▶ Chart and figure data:
# # # # # # #

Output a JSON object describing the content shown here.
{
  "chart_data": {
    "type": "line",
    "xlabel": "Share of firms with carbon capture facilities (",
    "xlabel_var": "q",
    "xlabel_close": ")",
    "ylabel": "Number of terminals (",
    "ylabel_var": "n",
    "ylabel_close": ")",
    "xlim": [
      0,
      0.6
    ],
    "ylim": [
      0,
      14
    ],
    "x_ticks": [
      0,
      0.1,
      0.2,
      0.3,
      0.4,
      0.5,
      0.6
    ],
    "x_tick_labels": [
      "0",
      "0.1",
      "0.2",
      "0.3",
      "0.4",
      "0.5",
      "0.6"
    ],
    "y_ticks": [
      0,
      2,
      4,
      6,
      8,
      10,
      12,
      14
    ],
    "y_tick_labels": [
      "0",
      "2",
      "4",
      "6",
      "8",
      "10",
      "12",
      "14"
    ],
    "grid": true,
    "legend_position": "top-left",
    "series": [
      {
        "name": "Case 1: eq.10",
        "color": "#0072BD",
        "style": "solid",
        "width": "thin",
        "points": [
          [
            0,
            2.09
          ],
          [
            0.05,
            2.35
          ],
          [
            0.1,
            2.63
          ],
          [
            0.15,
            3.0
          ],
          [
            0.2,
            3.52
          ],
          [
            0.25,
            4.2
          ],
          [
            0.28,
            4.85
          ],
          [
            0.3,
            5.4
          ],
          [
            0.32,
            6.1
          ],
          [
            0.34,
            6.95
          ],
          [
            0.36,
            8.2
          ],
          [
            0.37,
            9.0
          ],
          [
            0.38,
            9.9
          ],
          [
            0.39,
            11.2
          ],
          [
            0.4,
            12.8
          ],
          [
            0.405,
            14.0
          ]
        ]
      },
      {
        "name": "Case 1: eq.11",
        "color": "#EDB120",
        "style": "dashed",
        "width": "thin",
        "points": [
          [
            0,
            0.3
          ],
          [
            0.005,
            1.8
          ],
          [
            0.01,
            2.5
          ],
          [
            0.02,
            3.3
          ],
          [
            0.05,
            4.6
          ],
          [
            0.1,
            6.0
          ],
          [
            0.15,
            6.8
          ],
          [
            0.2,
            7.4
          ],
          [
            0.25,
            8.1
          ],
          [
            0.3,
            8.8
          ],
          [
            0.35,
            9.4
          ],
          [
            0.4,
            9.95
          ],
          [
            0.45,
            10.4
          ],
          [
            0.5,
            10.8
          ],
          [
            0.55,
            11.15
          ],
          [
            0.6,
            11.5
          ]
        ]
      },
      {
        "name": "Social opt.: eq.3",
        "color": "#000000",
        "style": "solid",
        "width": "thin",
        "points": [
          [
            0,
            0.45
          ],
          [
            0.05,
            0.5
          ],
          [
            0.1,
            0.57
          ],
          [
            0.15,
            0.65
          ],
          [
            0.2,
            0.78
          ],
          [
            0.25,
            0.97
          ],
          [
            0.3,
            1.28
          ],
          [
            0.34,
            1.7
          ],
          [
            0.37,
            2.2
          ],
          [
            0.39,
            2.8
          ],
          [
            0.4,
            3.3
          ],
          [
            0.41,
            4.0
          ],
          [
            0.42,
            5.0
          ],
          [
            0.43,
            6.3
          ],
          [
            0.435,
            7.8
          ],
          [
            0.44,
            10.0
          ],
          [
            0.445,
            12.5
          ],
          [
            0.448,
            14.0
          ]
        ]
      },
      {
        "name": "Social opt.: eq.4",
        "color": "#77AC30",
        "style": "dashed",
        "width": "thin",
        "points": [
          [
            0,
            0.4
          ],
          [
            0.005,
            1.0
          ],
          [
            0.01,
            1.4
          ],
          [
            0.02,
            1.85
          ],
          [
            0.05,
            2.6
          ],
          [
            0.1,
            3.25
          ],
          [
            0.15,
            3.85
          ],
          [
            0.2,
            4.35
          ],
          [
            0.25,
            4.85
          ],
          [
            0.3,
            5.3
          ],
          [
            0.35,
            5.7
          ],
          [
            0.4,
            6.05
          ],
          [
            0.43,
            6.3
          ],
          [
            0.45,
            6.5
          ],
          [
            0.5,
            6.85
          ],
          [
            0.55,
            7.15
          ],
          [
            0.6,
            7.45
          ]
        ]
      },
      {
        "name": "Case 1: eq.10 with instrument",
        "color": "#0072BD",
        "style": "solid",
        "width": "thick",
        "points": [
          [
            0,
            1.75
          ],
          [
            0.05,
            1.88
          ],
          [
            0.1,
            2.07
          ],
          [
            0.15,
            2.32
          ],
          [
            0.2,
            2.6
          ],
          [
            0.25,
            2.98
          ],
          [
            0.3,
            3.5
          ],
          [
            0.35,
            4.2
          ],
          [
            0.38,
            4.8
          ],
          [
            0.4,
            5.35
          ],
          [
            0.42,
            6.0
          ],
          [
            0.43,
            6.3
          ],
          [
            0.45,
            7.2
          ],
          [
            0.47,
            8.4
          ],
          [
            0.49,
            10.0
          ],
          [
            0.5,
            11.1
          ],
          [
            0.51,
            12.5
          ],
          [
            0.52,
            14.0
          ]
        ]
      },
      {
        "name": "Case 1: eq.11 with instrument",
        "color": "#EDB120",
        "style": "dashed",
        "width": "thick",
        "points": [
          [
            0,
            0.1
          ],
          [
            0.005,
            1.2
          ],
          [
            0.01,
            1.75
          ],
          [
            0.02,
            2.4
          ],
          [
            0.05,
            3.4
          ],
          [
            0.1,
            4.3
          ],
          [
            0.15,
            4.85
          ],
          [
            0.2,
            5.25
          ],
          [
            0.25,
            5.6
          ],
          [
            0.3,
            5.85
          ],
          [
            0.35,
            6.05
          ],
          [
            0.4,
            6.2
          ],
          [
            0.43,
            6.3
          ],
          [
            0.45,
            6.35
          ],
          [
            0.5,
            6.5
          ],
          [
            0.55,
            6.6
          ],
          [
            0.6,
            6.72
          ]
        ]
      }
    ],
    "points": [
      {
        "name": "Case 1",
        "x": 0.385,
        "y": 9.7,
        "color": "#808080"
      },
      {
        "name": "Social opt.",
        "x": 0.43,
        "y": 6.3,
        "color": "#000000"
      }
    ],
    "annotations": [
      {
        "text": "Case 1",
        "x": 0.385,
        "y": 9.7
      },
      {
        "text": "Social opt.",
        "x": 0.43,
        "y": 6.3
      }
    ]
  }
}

# # # # # # #

▶ PROMPT:
Copy each line containing the word "name" from the data.

▶ SOLUTION TO THE EXERCISE:
        "name": "Case 1: eq.10",
        "name": "Case 1: eq.11",
        "name": "Social opt.: eq.3",
        "name": "Social opt.: eq.4",
        "name": "Case 1: eq.10 with instrument",
        "name": "Case 1: eq.11 with instrument",
        "name": "Case 1",
        "name": "Social opt.",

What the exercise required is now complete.